(The exercise):
Return the records in full, exactly as given.

______

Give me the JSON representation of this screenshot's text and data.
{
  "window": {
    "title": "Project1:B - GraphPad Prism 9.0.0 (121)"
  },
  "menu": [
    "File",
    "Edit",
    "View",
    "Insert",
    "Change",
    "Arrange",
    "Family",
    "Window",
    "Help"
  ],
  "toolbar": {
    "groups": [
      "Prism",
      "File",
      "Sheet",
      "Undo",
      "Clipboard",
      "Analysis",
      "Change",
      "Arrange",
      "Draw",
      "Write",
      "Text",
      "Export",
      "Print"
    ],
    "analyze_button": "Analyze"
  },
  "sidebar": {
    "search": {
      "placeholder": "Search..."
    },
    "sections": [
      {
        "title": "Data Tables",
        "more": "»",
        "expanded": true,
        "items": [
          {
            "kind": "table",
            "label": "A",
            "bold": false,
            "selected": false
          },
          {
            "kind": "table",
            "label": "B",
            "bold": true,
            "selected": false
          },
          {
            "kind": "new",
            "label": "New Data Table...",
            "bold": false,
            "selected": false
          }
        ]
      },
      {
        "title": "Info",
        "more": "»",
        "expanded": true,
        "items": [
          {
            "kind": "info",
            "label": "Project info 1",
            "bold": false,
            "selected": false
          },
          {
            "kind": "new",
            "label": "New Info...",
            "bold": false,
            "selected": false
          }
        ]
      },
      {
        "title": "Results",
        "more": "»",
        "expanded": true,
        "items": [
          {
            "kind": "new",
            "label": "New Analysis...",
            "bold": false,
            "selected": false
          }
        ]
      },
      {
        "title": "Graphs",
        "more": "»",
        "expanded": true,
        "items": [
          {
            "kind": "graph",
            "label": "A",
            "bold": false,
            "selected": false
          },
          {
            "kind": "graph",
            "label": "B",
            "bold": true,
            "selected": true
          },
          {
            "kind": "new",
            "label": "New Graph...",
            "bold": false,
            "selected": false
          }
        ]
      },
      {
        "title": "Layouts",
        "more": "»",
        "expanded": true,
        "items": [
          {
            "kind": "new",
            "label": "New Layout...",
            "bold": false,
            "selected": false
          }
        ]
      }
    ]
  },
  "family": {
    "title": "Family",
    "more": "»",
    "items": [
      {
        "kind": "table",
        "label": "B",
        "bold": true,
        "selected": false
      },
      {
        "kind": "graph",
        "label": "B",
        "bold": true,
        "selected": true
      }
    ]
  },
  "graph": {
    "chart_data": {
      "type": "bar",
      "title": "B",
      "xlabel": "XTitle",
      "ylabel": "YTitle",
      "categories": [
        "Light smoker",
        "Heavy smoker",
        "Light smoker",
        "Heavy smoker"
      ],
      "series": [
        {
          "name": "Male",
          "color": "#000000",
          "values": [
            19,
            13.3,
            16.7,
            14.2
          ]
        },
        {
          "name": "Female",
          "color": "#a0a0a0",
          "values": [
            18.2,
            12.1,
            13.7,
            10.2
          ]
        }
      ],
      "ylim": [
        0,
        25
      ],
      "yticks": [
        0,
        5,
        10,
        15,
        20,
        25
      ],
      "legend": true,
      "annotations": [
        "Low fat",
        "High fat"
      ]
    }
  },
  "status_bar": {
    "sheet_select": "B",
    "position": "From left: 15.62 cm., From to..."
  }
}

______

(Full answer):
Give me the JSON representation of this screenshot's text and data.
{
  "window": {
    "title": "Project1:B - GraphPad Prism 9.0.0 (121)"
  },
  "menu": [
    "File",
    "Edit",
    "View",
    "Insert",
    "Change",
    "Arrange",
    "Family",
    "Window",
    "Help"
  ],
  "toolbar": {
    "groups": [
      "Prism",
      "File",
      "Sheet",
      "Undo",
      "Clipboard",
      "Analysis",
      "Change",
      "Arrange",
      "Draw",
      "Write",
      "Text",
      "Export",
      "Print"
    ],
    "analyze_button": "Analyze"
  },
  "sidebar": {
    "search": {
      "placeholder": "Search..."
    },
    "sections": [
      {
        "title": "Data Tables",
        "more": "»",
        "expanded": true,
        "items": [
          {
            "kind": "table",
            "label": "A",
            "bold": false,
            "selected": false
          },
          {
            "kind": "table",
            "label": "B",
            "bold": true,
            "selected": false
          },
          {
            "kind": "new",
            "label": "New Data Table...",
            "bold": false,
            "selected": false
          }
        ]
      },
      {
        "title": "Info",
        "more": "»",
        "expanded": true,
        "items": [
          {
            "kind": "info",
            "label": "Project info 1",
            "bold": false,
            "selected": false
          },
          {
            "kind": "new",
            "label": "New Info...",
            "bold": false,
            "selected": false
          }
        ]
      },
      {
        "title": "Results",
        "more": "»",
        "expanded": true,
        "items": [
          {
            "kind": "new",
            "label": "New Analysis...",
            "bold": false,
            "selected": false
          }
        ]
      },
      {
        "title": "Graphs",
        "more": "»",
        "expanded": true,
        "items": [
          {
            "kind": "graph",
            "label": "A",
            "bold": false,
            "selected": false
          },
          {
            "kind": "graph",
            "label": "B",
            "bold": true,
            "selected": true
          },
          {
            "kind": "new",
            "label": "New Graph...",
            "bold": false,
            "selected": false
          }
        ]
      },
      {
        "title": "Layouts",
        "more": "»",
        "expanded": true,
        "items": [
          {
            "kind": "new",
            "label": "New Layout...",
            "bold": false,
            "selected": false
          }
        ]
      }
    ]
  },
  "family": {
    "title": "Family",
    "more": "»",
    "items": [
      {
        "kind": "table",
        "label": "B",
        "bold": true,
        "selected": false
      },
      {
        "kind": "graph",
        "label": "B",
        "bold": true,
        "selected": true
      }
    ]
  },
  "graph": {
    "chart_data": {
      "type": "bar",
      "title": "B",
      "xlabel": "XTitle",
      "ylabel": "YTitle",
      "categories": [
        "Light smoker",
        "Heavy smoker",
        "Light smoker",
        "Heavy smoker"
      ],
      "series": [
        {
          "name": "Male",
          "color": "#000000",
          "values": [
            19,
            13.3,
            16.7,
            14.2
          ]
        },
        {
          "name": "Female",
          "color": "#a0a0a0",
          "values": [
            18.2,
            12.1,
            13.7,
            10.2
          ]
        }
      ],
      "ylim": [
        0,
        25
      ],
      "yticks": [
        0,
        5,
        10,
        15,
        20,
        25
      ],
      "legend": true,
      "annotations": [
        "Low fat",
        "High fat"
      ]
    }
  },
  "status_bar": {
    "sheet_select": "B",
    "position": "From left: 15.62 cm., From to..."
  }
}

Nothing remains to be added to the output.